§ **PROBLEM**
Below are the records; collect from them each line containing the string "cities".

[Records from a data source]
-=-=-=-=-

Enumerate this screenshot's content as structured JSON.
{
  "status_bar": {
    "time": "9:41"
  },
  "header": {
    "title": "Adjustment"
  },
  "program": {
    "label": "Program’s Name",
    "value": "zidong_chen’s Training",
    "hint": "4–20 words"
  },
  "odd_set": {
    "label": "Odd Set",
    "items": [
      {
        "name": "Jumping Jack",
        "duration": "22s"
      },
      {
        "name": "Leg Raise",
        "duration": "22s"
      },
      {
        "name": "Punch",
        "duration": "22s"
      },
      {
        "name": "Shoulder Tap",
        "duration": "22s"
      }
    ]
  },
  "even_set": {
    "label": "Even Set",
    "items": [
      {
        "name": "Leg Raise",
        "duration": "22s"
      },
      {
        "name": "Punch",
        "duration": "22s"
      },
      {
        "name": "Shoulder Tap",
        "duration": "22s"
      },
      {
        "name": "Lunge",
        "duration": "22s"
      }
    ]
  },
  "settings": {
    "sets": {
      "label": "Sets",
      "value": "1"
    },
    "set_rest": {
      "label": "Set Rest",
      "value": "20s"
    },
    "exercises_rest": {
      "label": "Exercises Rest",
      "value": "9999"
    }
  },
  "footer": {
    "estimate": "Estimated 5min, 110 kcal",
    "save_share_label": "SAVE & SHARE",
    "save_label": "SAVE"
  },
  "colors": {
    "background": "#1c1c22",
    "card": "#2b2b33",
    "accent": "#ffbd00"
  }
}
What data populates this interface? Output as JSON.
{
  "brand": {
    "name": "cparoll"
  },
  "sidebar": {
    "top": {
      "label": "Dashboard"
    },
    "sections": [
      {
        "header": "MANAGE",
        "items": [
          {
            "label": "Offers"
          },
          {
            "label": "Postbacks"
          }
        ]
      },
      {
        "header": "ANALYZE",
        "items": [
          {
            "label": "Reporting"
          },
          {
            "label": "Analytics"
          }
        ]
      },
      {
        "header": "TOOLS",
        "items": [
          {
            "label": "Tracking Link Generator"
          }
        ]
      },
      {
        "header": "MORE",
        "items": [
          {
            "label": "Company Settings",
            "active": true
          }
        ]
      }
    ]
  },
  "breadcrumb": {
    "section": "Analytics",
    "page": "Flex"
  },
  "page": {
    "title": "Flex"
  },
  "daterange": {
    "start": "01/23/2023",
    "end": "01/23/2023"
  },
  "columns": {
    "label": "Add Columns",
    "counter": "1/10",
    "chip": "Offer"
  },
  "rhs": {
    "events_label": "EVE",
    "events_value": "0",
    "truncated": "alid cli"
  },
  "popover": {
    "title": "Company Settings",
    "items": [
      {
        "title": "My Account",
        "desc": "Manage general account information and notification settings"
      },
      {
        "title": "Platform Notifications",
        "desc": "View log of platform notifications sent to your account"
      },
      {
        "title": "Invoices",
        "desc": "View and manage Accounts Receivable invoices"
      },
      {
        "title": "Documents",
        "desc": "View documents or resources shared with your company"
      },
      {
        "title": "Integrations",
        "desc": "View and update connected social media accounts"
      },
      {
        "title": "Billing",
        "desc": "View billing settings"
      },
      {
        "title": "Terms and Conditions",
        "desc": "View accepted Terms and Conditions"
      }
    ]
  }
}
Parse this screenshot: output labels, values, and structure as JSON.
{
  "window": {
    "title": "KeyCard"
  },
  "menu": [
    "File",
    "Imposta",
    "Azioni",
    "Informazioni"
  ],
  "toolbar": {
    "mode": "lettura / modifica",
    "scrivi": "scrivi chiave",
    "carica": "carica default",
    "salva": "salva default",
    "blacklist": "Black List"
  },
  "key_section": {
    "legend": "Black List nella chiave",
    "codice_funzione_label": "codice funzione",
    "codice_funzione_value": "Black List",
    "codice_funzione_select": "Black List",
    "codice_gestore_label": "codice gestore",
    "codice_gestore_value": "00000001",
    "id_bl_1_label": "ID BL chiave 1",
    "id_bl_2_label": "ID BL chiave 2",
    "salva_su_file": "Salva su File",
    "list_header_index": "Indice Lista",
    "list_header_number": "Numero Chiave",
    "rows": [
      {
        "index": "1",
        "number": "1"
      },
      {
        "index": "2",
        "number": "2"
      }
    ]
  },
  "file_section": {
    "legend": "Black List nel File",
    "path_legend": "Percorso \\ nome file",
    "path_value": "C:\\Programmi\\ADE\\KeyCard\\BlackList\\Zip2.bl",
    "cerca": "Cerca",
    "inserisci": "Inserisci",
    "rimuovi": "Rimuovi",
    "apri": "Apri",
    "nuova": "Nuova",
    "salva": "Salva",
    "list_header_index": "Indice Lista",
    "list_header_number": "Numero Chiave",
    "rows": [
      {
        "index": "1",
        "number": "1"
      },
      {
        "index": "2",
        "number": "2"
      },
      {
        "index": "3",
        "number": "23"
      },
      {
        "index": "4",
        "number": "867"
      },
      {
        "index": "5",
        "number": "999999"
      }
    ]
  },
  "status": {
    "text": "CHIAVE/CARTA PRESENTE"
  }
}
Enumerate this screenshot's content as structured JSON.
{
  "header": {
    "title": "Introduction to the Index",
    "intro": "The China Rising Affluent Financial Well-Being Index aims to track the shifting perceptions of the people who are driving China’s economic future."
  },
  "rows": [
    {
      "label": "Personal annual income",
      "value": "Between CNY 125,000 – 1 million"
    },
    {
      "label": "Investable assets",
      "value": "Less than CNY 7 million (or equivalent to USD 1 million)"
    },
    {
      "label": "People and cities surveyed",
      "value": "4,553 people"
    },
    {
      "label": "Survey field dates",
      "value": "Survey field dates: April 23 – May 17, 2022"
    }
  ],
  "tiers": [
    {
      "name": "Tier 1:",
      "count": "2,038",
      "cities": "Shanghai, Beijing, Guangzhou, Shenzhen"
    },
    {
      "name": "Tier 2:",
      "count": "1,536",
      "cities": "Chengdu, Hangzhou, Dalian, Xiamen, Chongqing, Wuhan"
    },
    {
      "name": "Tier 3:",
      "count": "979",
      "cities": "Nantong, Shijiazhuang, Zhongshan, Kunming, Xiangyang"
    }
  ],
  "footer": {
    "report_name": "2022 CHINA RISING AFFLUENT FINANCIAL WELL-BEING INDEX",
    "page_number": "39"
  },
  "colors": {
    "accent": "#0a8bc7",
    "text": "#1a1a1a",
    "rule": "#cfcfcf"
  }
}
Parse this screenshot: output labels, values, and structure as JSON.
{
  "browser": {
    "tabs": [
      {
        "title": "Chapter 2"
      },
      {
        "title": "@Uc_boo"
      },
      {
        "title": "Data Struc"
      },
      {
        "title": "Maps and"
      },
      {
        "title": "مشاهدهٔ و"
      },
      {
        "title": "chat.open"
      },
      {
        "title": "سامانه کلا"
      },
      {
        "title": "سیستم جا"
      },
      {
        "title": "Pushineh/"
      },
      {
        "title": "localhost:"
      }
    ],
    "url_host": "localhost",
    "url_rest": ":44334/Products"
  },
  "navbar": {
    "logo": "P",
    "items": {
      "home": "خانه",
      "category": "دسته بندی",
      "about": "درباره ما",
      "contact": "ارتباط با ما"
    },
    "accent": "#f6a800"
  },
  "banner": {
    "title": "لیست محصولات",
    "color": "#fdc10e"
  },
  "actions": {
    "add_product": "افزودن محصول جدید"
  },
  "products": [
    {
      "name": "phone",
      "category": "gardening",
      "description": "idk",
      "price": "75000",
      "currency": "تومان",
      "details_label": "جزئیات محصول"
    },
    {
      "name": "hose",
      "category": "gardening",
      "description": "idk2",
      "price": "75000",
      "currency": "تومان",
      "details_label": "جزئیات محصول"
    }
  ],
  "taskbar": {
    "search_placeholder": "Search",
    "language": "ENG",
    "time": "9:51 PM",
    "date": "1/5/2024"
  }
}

-=-=-=-=-

§ **SOLUTION**
      "label": "People and cities surveyed",
      "cities": "Shanghai, Beijing, Guangzhou, Shenzhen"
      "cities": "Chengdu, Hangzhou, Dalian, Xiamen, Chongqing, Wuhan"
      "cities": "Nantong, Shijiazhuang, Zhongshan, Kunming, Xiangyang"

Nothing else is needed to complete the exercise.